■ What you should do
Look for the string "into" and copy every line that has it.
════════════════
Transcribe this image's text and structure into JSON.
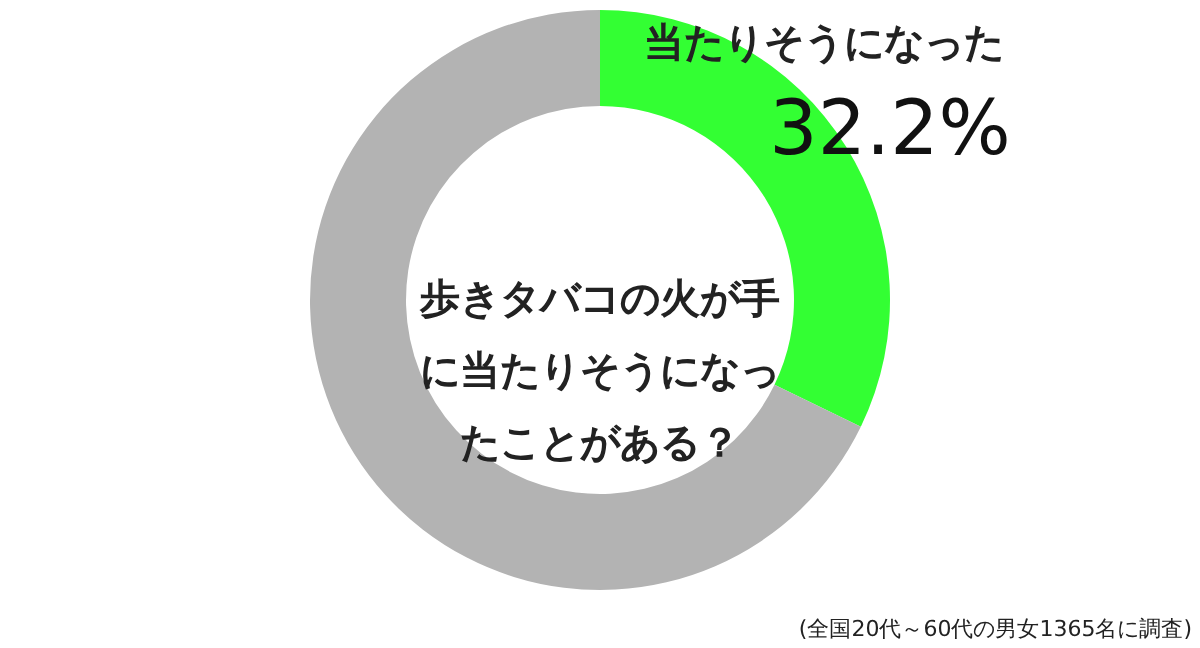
{
  "chart_data": {
    "type": "donut",
    "title": "歩きタバコの火が手に当たりそうになったことがある？",
    "categories": [
      "当たりそうになった",
      null
    ],
    "values": [
      32.2,
      67.8
    ],
    "colors": [
      "#33ff33",
      "#b3b3b3"
    ],
    "value_labels": [
      "32.2%",
      null
    ],
    "annotations": [
      "(全国20代～60代の男女1365名に調査)"
    ]
  }
}
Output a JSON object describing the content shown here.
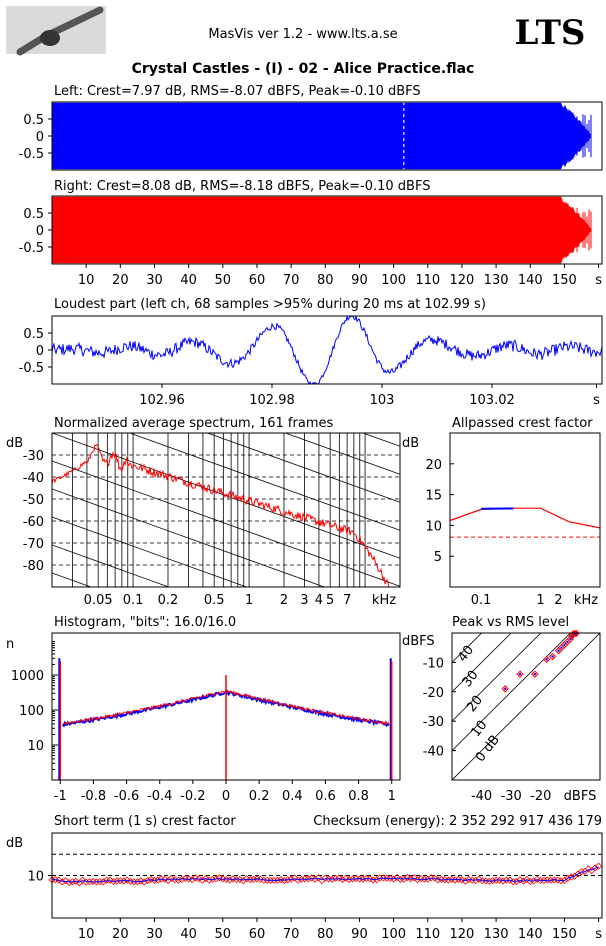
{
  "header": {
    "app_title": "MasVis ver 1.2 - www.lts.a.se",
    "logo_text": "LTS",
    "track_title": "Crystal Castles - (I) - 02 - Alice Practice.flac"
  },
  "colors": {
    "left": "#0000ff",
    "right": "#ff0000",
    "grid": "#000000"
  },
  "chart_data": [
    {
      "type": "area",
      "title": "Left: Crest=7.97 dB, RMS=-8.07 dBFS, Peak=-0.10 dBFS",
      "yticks": [
        "0.5",
        "0",
        "-0.5"
      ],
      "ylim": [
        -1,
        1
      ],
      "xlim": [
        0,
        161
      ],
      "marker_x": 102.99,
      "color": "#0000ff"
    },
    {
      "type": "area",
      "title": "Right: Crest=8.08 dB, RMS=-8.18 dBFS, Peak=-0.10 dBFS",
      "yticks": [
        "0.5",
        "0",
        "-0.5"
      ],
      "ylim": [
        -1,
        1
      ],
      "xlim": [
        0,
        161
      ],
      "xticks": [
        "10",
        "20",
        "30",
        "40",
        "50",
        "60",
        "70",
        "80",
        "90",
        "100",
        "110",
        "120",
        "130",
        "140",
        "150",
        "s"
      ],
      "color": "#ff0000"
    },
    {
      "type": "line",
      "title": "Loudest part (left  ch, 68 samples >95% during 20 ms at 102.99 s)",
      "yticks": [
        "0.5",
        "0",
        "-0.5"
      ],
      "xticks": [
        "102.96",
        "102.98",
        "103",
        "103.02",
        "s"
      ],
      "xlim": [
        102.94,
        103.04
      ],
      "color": "#0000ff"
    },
    {
      "type": "line",
      "title": "Normalized average spectrum, 161 frames",
      "ylabel": "dB",
      "yticks": [
        "-30",
        "-40",
        "-50",
        "-60",
        "-70",
        "-80"
      ],
      "xticks": [
        "0.05",
        "0.1",
        "0.2",
        "0.5",
        "1",
        "2",
        "3",
        "4",
        "5",
        "7",
        "kHz"
      ],
      "ylim": [
        -90,
        -20
      ],
      "x_scale": "log",
      "color": "#ff0000"
    },
    {
      "type": "line",
      "title": "Allpassed crest factor",
      "ylabel": "dB",
      "yticks": [
        "20",
        "15",
        "10",
        "5"
      ],
      "xticks": [
        "0.1",
        "1",
        "2",
        "kHz"
      ],
      "ylim": [
        0,
        25
      ],
      "x": [
        0.03,
        0.1,
        0.3,
        1,
        3,
        10
      ],
      "values": [
        10.8,
        12.6,
        12.8,
        12.8,
        10.6,
        9.6
      ],
      "reference_dashed": 8.1
    },
    {
      "type": "line",
      "title": "Histogram, \"bits\": 16.0/16.0",
      "ylabel": "n",
      "yticks": [
        "1000",
        "100",
        "10"
      ],
      "xticks": [
        "-1",
        "-0.8",
        "-0.6",
        "-0.4",
        "-0.2",
        "0",
        "0.2",
        "0.4",
        "0.6",
        "0.8",
        "1"
      ],
      "xlim": [
        -1.05,
        1.05
      ],
      "y_scale": "log",
      "x": [
        -1.0,
        -0.99,
        -0.8,
        -0.6,
        -0.4,
        -0.2,
        0.0,
        0.2,
        0.4,
        0.6,
        0.8,
        0.99,
        1.0
      ],
      "values": [
        3000,
        22,
        45,
        70,
        110,
        170,
        330,
        170,
        110,
        70,
        45,
        22,
        3000
      ]
    },
    {
      "type": "scatter",
      "title": "Peak vs RMS level",
      "ylabel": "dBFS",
      "xlabel": "dBFS",
      "yticks": [
        "-10",
        "-20",
        "-30",
        "-40"
      ],
      "xticks": [
        "-40",
        "-30",
        "-20"
      ],
      "diagonal_labels": [
        "40",
        "30",
        "20",
        "10",
        "0 dB"
      ],
      "x": [
        -32,
        -27,
        -22,
        -18,
        -16,
        -14,
        -13,
        -12,
        -11,
        -10,
        -9.5,
        -9,
        -8.5,
        -8
      ],
      "y": [
        -19,
        -14,
        -14,
        -9,
        -8,
        -6,
        -5,
        -4,
        -3,
        -2,
        -1,
        -0.3,
        -0.2,
        -0.1
      ]
    },
    {
      "type": "scatter",
      "title": "Short term (1 s) crest factor",
      "checksum": "Checksum (energy):  2 352 292 917 436 179",
      "ylabel": "dB",
      "yticks": [
        "10"
      ],
      "xticks": [
        "10",
        "20",
        "30",
        "40",
        "50",
        "60",
        "70",
        "80",
        "90",
        "100",
        "110",
        "120",
        "130",
        "140",
        "150",
        "s"
      ],
      "xlim": [
        0,
        161
      ],
      "ylim": [
        0,
        20
      ],
      "reference_dashed": [
        10,
        15
      ],
      "x": [
        0,
        5,
        10,
        15,
        20,
        25,
        30,
        35,
        40,
        45,
        50,
        55,
        60,
        65,
        70,
        75,
        80,
        85,
        90,
        95,
        100,
        105,
        110,
        115,
        120,
        125,
        130,
        135,
        140,
        145,
        150,
        153,
        156,
        158,
        160
      ],
      "values": [
        9.0,
        8.6,
        8.6,
        8.7,
        8.6,
        8.6,
        8.9,
        9.1,
        9.2,
        9.1,
        9.2,
        9.1,
        9.1,
        9.0,
        9.1,
        9.1,
        9.2,
        9.1,
        9.2,
        9.2,
        9.3,
        9.2,
        9.2,
        9.1,
        9.0,
        8.9,
        8.8,
        8.7,
        8.9,
        8.9,
        9.0,
        10.0,
        11.0,
        11.5,
        12.0
      ]
    }
  ]
}
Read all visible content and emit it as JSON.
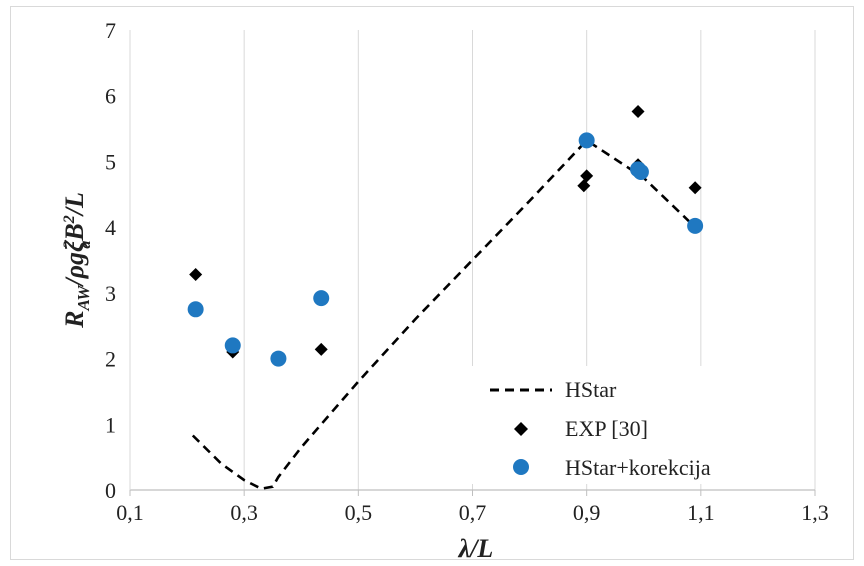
{
  "chart_data": {
    "type": "scatter",
    "title": "",
    "xlabel": "λ/L",
    "ylabel_parts": {
      "r": "R",
      "r_sub": "AW",
      "mid": "/ρgζ",
      "zeta_sup": "2",
      "zeta_sub": "a",
      "b": "B",
      "b_sup": "2",
      "tail": "/L"
    },
    "xlim": [
      0.1,
      1.3
    ],
    "ylim": [
      0,
      7
    ],
    "x_ticks": [
      0.1,
      0.3,
      0.5,
      0.7,
      0.9,
      1.1,
      1.3
    ],
    "x_tick_labels": [
      "0,1",
      "0,3",
      "0,5",
      "0,7",
      "0,9",
      "1,1",
      "1,3"
    ],
    "y_ticks": [
      0,
      1,
      2,
      3,
      4,
      5,
      6,
      7
    ],
    "y_tick_labels": [
      "0",
      "1",
      "2",
      "3",
      "4",
      "5",
      "6",
      "7"
    ],
    "grid": "vertical",
    "legend_position": "bottom-right",
    "colors": {
      "hstar": "#000000",
      "exp": "#000000",
      "corr": "#1f78c1",
      "grid": "#d9d9d9"
    },
    "series": [
      {
        "name": "HStar",
        "kind": "dashed-line",
        "points": [
          [
            0.21,
            0.83
          ],
          [
            0.26,
            0.4
          ],
          [
            0.3,
            0.15
          ],
          [
            0.33,
            0.02
          ],
          [
            0.35,
            0.05
          ],
          [
            0.36,
            0.2
          ],
          [
            0.4,
            0.65
          ],
          [
            0.45,
            1.15
          ],
          [
            0.5,
            1.65
          ],
          [
            0.6,
            2.6
          ],
          [
            0.7,
            3.5
          ],
          [
            0.8,
            4.4
          ],
          [
            0.9,
            5.32
          ],
          [
            1.0,
            4.75
          ],
          [
            1.09,
            4.0
          ]
        ]
      },
      {
        "name": "EXP [30]",
        "kind": "diamond",
        "points": [
          [
            0.215,
            3.28
          ],
          [
            0.28,
            2.1
          ],
          [
            0.36,
            2.0
          ],
          [
            0.435,
            2.14
          ],
          [
            0.895,
            4.63
          ],
          [
            0.9,
            4.78
          ],
          [
            0.99,
            5.76
          ],
          [
            0.99,
            4.95
          ],
          [
            0.995,
            4.84
          ],
          [
            1.09,
            4.6
          ]
        ]
      },
      {
        "name": "HStar+korekcija",
        "kind": "circle",
        "points": [
          [
            0.215,
            2.75
          ],
          [
            0.28,
            2.2
          ],
          [
            0.36,
            2.0
          ],
          [
            0.435,
            2.92
          ],
          [
            0.9,
            5.32
          ],
          [
            0.99,
            4.88
          ],
          [
            0.995,
            4.84
          ],
          [
            1.09,
            4.02
          ]
        ]
      }
    ]
  }
}
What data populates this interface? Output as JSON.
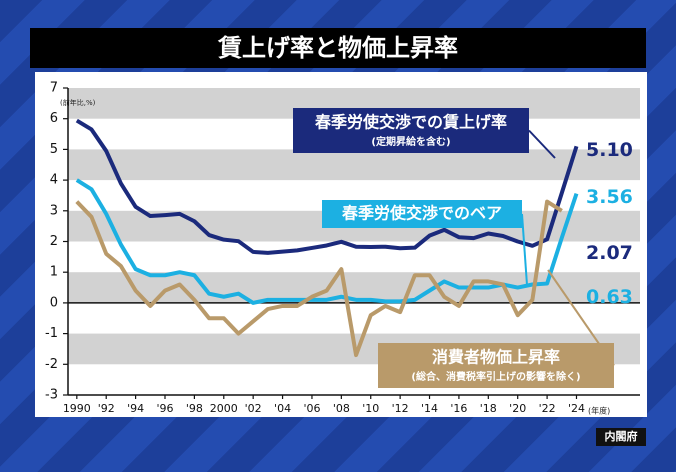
{
  "chart_data": {
    "type": "line",
    "title": "賃上げ率と物価上昇率",
    "y_label": "(前年比,%)",
    "x_label": "(年度)",
    "source": "内閣府",
    "x": [
      1990,
      1991,
      1992,
      1993,
      1994,
      1995,
      1996,
      1997,
      1998,
      1999,
      2000,
      2001,
      2002,
      2003,
      2004,
      2005,
      2006,
      2007,
      2008,
      2009,
      2010,
      2011,
      2012,
      2013,
      2014,
      2015,
      2016,
      2017,
      2018,
      2019,
      2020,
      2021,
      2022,
      2023,
      2024
    ],
    "series": [
      {
        "name": "春季労使交渉での賃上げ率",
        "note": "(定期昇給を含む)",
        "color": "#1b2a7c",
        "values": [
          5.94,
          5.65,
          4.95,
          3.89,
          3.13,
          2.83,
          2.86,
          2.9,
          2.66,
          2.21,
          2.06,
          2.01,
          1.66,
          1.63,
          1.67,
          1.71,
          1.79,
          1.87,
          1.99,
          1.83,
          1.82,
          1.83,
          1.78,
          1.8,
          2.19,
          2.38,
          2.14,
          2.11,
          2.26,
          2.18,
          2.0,
          1.86,
          2.07,
          3.58,
          5.1
        ],
        "value_labels": [
          null,
          null,
          null,
          null,
          null,
          null,
          null,
          null,
          null,
          null,
          null,
          null,
          null,
          null,
          null,
          null,
          null,
          null,
          null,
          null,
          null,
          null,
          null,
          null,
          null,
          null,
          null,
          null,
          null,
          null,
          null,
          null,
          "2.07",
          null,
          "5.10"
        ]
      },
      {
        "name": "春季労使交渉でのベア",
        "color": "#1cb0e2",
        "values": [
          4.0,
          3.7,
          2.9,
          1.9,
          1.1,
          0.9,
          0.9,
          1.0,
          0.9,
          0.3,
          0.2,
          0.3,
          0.0,
          0.1,
          0.1,
          0.1,
          0.1,
          0.1,
          0.2,
          0.1,
          0.1,
          0.05,
          0.05,
          0.1,
          0.4,
          0.7,
          0.5,
          0.5,
          0.5,
          0.6,
          0.5,
          0.6,
          0.63,
          2.12,
          3.56
        ],
        "value_labels": [
          null,
          null,
          null,
          null,
          null,
          null,
          null,
          null,
          null,
          null,
          null,
          null,
          null,
          null,
          null,
          null,
          null,
          null,
          null,
          null,
          null,
          null,
          null,
          null,
          null,
          null,
          null,
          null,
          null,
          null,
          null,
          null,
          "0.63",
          null,
          "3.56"
        ]
      },
      {
        "name": "消費者物価上昇率",
        "note": "(総合、消費税率引上げの影響を除く)",
        "color": "#b99a6a",
        "values": [
          3.3,
          2.8,
          1.6,
          1.2,
          0.4,
          -0.1,
          0.4,
          0.6,
          0.1,
          -0.5,
          -0.5,
          -1.0,
          -0.6,
          -0.2,
          -0.1,
          -0.1,
          0.2,
          0.4,
          1.1,
          -1.7,
          -0.4,
          -0.1,
          -0.3,
          0.9,
          0.9,
          0.2,
          -0.1,
          0.7,
          0.7,
          0.6,
          -0.4,
          0.1,
          3.3,
          3.0,
          null
        ]
      }
    ],
    "xlim": [
      1989.4,
      2025.6
    ],
    "xticks": [
      {
        "value": 1990,
        "label": "1990"
      },
      {
        "value": 1992,
        "label": "'92"
      },
      {
        "value": 1994,
        "label": "'94"
      },
      {
        "value": 1996,
        "label": "'96"
      },
      {
        "value": 1998,
        "label": "'98"
      },
      {
        "value": 2000,
        "label": "2000"
      },
      {
        "value": 2002,
        "label": "'02"
      },
      {
        "value": 2004,
        "label": "'04"
      },
      {
        "value": 2006,
        "label": "'06"
      },
      {
        "value": 2008,
        "label": "'08"
      },
      {
        "value": 2010,
        "label": "'10"
      },
      {
        "value": 2012,
        "label": "'12"
      },
      {
        "value": 2014,
        "label": "'14"
      },
      {
        "value": 2016,
        "label": "'16"
      },
      {
        "value": 2018,
        "label": "'18"
      },
      {
        "value": 2020,
        "label": "'20"
      },
      {
        "value": 2022,
        "label": "'22"
      },
      {
        "value": 2024,
        "label": "'24"
      }
    ],
    "ylim": [
      -3,
      7
    ],
    "yticks": [
      -3,
      -2,
      -1,
      0,
      1,
      2,
      3,
      4,
      5,
      6,
      7
    ],
    "grid": true
  }
}
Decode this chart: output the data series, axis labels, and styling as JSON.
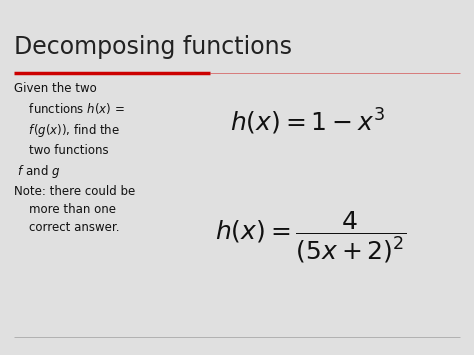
{
  "title": "Decomposing functions",
  "background_color": "#e0e0e0",
  "title_color": "#222222",
  "text_color": "#111111",
  "red_line_thick_color": "#cc0000",
  "red_line_thin_color": "#cc000066",
  "title_fontsize": 17,
  "body_fontsize": 8.5,
  "formula_fontsize": 18,
  "left_text": "Given the two\n    functions $h(x)$ =\n    $f(g(x))$, find the\n    two functions\n $f$ and $g$\nNote: there could be\n    more than one\n    correct answer.",
  "formula1": "$h(x)=1-x^3$",
  "formula2": "$h(x)=\\dfrac{4}{(5x+2)^2}$"
}
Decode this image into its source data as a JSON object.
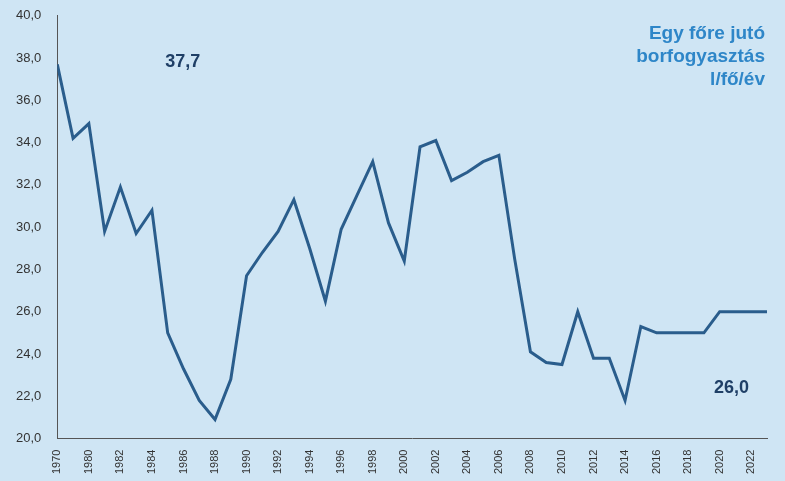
{
  "chart_data": {
    "type": "line",
    "title": [
      "Egy főre jutó",
      "borfogyasztás",
      "l/fő/év"
    ],
    "categories": [
      "1970",
      null,
      "1980",
      null,
      "1982",
      null,
      "1984",
      null,
      "1986",
      null,
      "1988",
      null,
      "1990",
      null,
      "1992",
      null,
      "1994",
      null,
      "1996",
      null,
      "1998",
      null,
      "2000",
      null,
      "2002",
      null,
      "2004",
      null,
      "2006",
      null,
      "2008",
      null,
      "2010",
      null,
      "2012",
      null,
      "2014",
      null,
      "2016",
      null,
      "2018",
      null,
      "2020",
      null,
      "2022",
      null
    ],
    "values": [
      37.7,
      34.2,
      34.9,
      29.8,
      31.9,
      29.7,
      30.8,
      25.0,
      23.3,
      21.8,
      20.9,
      22.8,
      27.7,
      28.8,
      29.8,
      31.3,
      29.0,
      26.5,
      29.9,
      31.5,
      33.1,
      30.2,
      28.4,
      33.8,
      34.1,
      32.2,
      32.6,
      33.1,
      33.4,
      28.5,
      24.1,
      23.6,
      23.5,
      26.0,
      23.8,
      23.8,
      21.8,
      25.3,
      25.0,
      25.0,
      25.0,
      25.0,
      26.0,
      26.0,
      26.0,
      26.0
    ],
    "color": "#2a5d8c",
    "annotations": [
      "37,7",
      "26,0"
    ],
    "ylim": [
      20,
      40
    ],
    "yticks": [
      {
        "value": 20,
        "label": "20,0"
      },
      {
        "value": 22,
        "label": "22,0"
      },
      {
        "value": 24,
        "label": "24,0"
      },
      {
        "value": 26,
        "label": "26,0"
      },
      {
        "value": 28,
        "label": "28,0"
      },
      {
        "value": 30,
        "label": "30,0"
      },
      {
        "value": 32,
        "label": "32,0"
      },
      {
        "value": 34,
        "label": "34,0"
      },
      {
        "value": 36,
        "label": "36,0"
      },
      {
        "value": 38,
        "label": "38,0"
      },
      {
        "value": 40,
        "label": "40,0"
      }
    ],
    "grid": false,
    "marker": "none",
    "line_style": "solid"
  }
}
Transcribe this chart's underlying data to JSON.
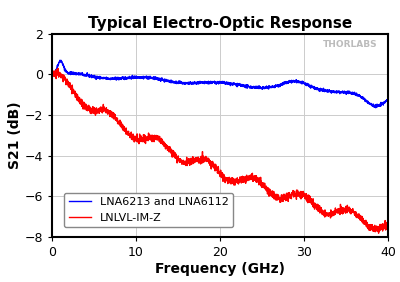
{
  "title": "Typical Electro-Optic Response",
  "xlabel": "Frequency (GHz)",
  "ylabel": "S21 (dB)",
  "xlim": [
    0,
    40
  ],
  "ylim": [
    -8,
    2
  ],
  "yticks": [
    -8,
    -6,
    -4,
    -2,
    0,
    2
  ],
  "xticks": [
    0,
    10,
    20,
    30,
    40
  ],
  "blue_label": "LNA6213 and LNA6112",
  "red_label": "LNLVL-IM-Z",
  "blue_color": "#0000FF",
  "red_color": "#FF0000",
  "bg_color": "#FFFFFF",
  "grid_color": "#CCCCCC",
  "watermark": "THORLABS",
  "watermark_color": "#BBBBBB",
  "title_fontsize": 11,
  "axis_label_fontsize": 10,
  "tick_fontsize": 9,
  "legend_fontsize": 8
}
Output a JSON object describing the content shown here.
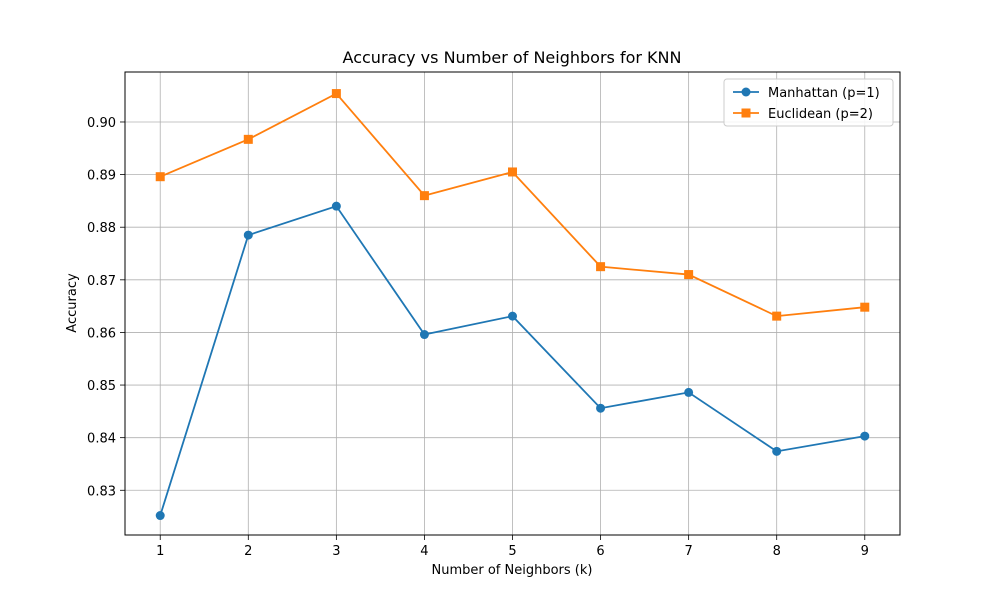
{
  "chart_data": {
    "type": "line",
    "title": "Accuracy vs Number of Neighbors for KNN",
    "xlabel": "Number of Neighbors (k)",
    "ylabel": "Accuracy",
    "x": [
      1,
      2,
      3,
      4,
      5,
      6,
      7,
      8,
      9
    ],
    "xticks": [
      1,
      2,
      3,
      4,
      5,
      6,
      7,
      8,
      9
    ],
    "yticks": [
      0.83,
      0.84,
      0.85,
      0.86,
      0.87,
      0.88,
      0.89,
      0.9
    ],
    "ytick_labels": [
      "0.83",
      "0.84",
      "0.85",
      "0.86",
      "0.87",
      "0.88",
      "0.89",
      "0.90"
    ],
    "xlim": [
      0.6,
      9.4
    ],
    "ylim": [
      0.8215,
      0.9095
    ],
    "grid": true,
    "legend_position": "top-right",
    "series": [
      {
        "name": "Manhattan (p=1)",
        "color": "#1f77b4",
        "marker": "circle",
        "values": [
          0.8252,
          0.8785,
          0.884,
          0.8596,
          0.8631,
          0.8456,
          0.8486,
          0.8374,
          0.8403
        ]
      },
      {
        "name": "Euclidean (p=2)",
        "color": "#ff7f0e",
        "marker": "square",
        "values": [
          0.8896,
          0.8967,
          0.9054,
          0.886,
          0.8905,
          0.8725,
          0.871,
          0.8631,
          0.8648
        ]
      }
    ]
  }
}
════════════════
■ Response
Transcribe this image's text and structure into JSON.
Decode this image into its source data as a JSON object.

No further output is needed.